> [Given instruction] How many of the lines that follow contain the word "control"? Give only the number.

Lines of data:
——————————

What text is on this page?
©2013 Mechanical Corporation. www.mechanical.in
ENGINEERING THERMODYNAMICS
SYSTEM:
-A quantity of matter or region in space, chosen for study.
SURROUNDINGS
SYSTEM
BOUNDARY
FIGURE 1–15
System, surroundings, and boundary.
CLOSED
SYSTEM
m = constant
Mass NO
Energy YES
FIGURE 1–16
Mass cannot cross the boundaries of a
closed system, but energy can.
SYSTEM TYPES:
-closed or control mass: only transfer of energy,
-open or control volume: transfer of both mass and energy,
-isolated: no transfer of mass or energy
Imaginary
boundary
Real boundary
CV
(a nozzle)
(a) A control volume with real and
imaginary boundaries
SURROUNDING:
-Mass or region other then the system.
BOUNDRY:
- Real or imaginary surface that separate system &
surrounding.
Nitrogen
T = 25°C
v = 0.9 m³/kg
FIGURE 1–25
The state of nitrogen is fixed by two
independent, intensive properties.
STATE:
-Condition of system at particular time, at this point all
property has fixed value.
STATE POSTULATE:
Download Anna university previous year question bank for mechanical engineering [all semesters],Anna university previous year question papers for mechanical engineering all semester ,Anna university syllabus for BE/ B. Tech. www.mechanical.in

——————————

> [Output for this exercise] 3